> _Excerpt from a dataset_
■ ■ ■ ■

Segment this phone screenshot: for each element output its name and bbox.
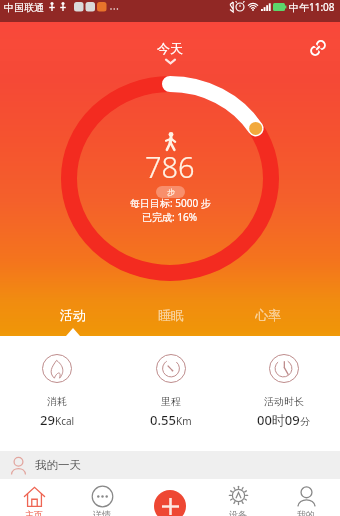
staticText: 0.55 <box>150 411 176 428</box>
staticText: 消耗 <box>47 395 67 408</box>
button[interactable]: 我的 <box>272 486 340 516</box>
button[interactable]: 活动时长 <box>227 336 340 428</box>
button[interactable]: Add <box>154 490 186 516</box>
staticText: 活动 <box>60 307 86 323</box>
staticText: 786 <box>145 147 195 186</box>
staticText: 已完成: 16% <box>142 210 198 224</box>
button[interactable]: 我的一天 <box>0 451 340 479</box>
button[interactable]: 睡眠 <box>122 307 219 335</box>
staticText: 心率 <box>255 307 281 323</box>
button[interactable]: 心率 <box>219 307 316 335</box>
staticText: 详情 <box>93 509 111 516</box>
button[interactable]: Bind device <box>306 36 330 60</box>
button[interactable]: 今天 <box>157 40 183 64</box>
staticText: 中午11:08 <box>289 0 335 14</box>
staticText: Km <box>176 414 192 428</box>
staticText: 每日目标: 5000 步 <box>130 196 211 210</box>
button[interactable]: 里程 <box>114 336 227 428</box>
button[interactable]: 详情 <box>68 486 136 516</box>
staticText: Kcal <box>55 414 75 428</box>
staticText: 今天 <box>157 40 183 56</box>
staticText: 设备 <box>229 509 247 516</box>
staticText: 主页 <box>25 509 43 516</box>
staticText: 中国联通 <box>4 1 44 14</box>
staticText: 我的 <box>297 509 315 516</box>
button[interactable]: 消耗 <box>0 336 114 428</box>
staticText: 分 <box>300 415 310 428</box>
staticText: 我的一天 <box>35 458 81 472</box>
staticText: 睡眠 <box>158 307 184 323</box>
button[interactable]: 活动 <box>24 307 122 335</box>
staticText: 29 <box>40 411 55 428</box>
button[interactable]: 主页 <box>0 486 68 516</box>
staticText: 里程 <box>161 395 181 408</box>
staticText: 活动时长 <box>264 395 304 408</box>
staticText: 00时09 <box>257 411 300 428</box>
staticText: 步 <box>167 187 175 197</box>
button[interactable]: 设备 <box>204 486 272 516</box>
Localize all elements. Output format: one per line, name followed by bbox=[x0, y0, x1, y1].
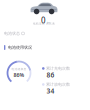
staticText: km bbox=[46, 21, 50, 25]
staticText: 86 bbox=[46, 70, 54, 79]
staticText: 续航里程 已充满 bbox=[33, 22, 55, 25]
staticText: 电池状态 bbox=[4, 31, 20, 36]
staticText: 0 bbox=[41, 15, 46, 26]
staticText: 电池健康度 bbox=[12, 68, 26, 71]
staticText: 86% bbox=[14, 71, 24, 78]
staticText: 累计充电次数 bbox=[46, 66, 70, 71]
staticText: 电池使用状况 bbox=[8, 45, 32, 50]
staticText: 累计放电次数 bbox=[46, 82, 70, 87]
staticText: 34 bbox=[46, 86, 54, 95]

■ ■ ■ ■

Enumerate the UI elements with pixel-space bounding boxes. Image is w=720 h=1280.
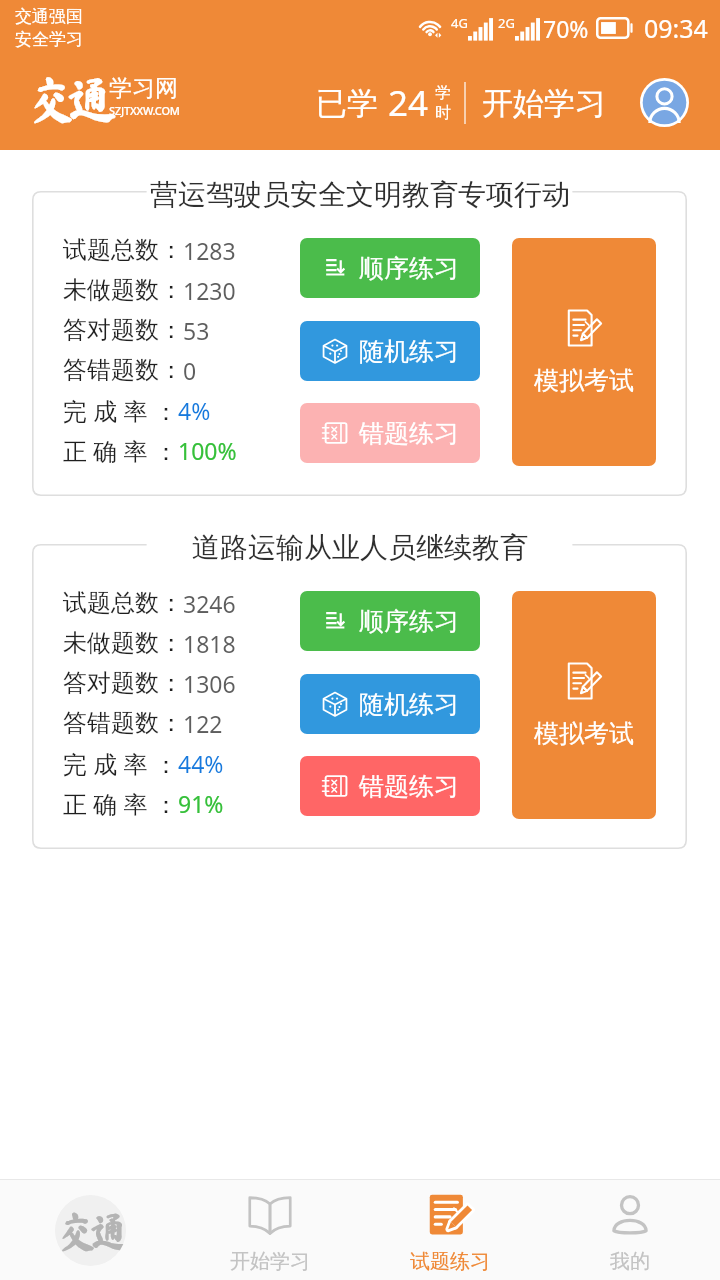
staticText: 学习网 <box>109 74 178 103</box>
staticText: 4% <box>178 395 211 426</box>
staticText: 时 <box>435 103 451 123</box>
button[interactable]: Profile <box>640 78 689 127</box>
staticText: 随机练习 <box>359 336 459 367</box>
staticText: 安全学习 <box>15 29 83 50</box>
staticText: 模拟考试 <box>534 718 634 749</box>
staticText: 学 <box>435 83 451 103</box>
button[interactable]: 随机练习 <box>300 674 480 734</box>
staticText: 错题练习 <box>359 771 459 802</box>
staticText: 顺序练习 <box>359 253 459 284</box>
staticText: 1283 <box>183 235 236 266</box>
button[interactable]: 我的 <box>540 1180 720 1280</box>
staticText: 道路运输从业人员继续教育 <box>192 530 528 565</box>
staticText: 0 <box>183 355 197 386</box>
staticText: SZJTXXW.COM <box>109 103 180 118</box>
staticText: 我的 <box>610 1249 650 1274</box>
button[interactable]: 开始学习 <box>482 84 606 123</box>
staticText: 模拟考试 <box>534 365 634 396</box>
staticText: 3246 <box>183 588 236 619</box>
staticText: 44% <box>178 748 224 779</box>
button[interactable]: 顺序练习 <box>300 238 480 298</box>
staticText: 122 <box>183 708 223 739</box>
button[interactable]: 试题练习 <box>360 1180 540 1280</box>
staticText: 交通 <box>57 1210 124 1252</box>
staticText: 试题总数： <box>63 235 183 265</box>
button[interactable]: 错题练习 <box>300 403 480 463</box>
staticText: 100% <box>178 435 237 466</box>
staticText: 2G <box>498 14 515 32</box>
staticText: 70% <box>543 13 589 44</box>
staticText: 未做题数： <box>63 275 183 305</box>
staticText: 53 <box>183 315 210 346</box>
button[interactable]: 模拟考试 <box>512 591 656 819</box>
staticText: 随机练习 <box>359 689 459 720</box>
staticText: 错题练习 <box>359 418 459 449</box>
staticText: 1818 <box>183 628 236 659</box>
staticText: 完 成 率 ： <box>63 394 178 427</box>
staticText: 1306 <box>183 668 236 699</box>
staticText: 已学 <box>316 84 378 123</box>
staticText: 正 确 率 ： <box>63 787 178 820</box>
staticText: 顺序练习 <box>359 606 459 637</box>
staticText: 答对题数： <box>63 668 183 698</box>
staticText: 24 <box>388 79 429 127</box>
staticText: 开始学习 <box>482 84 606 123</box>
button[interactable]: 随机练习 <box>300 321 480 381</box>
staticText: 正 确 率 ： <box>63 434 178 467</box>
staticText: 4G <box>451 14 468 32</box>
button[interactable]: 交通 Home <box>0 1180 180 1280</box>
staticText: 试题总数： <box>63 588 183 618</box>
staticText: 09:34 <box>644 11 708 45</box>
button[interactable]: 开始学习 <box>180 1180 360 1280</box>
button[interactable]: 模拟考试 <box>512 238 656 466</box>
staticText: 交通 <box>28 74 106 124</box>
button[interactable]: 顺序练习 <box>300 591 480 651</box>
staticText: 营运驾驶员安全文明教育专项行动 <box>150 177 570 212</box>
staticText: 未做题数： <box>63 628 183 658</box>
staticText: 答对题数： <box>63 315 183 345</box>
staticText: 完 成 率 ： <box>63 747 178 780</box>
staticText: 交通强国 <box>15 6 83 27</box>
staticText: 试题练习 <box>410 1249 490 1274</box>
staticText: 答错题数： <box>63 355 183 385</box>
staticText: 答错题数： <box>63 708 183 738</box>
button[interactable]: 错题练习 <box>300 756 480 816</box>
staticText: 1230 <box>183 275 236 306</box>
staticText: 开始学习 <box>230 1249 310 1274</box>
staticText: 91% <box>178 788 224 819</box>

■ ■ ■ ■

> _Short exercise_
Print the lines from the one containing "staticText: 0.55 <box>150 411 176 428</box>" through the one containing "staticText: 活动 <box>60 307 86 323</box>", inclusive, copied exactly.

> _Solution to this task_
staticText: 0.55 <box>150 411 176 428</box>
staticText: 消耗 <box>47 395 67 408</box>
button[interactable]: 我的 <box>272 486 340 516</box>
button[interactable]: 活动时长 <box>227 336 340 428</box>
button[interactable]: Add <box>154 490 186 516</box>
staticText: 活动 <box>60 307 86 323</box>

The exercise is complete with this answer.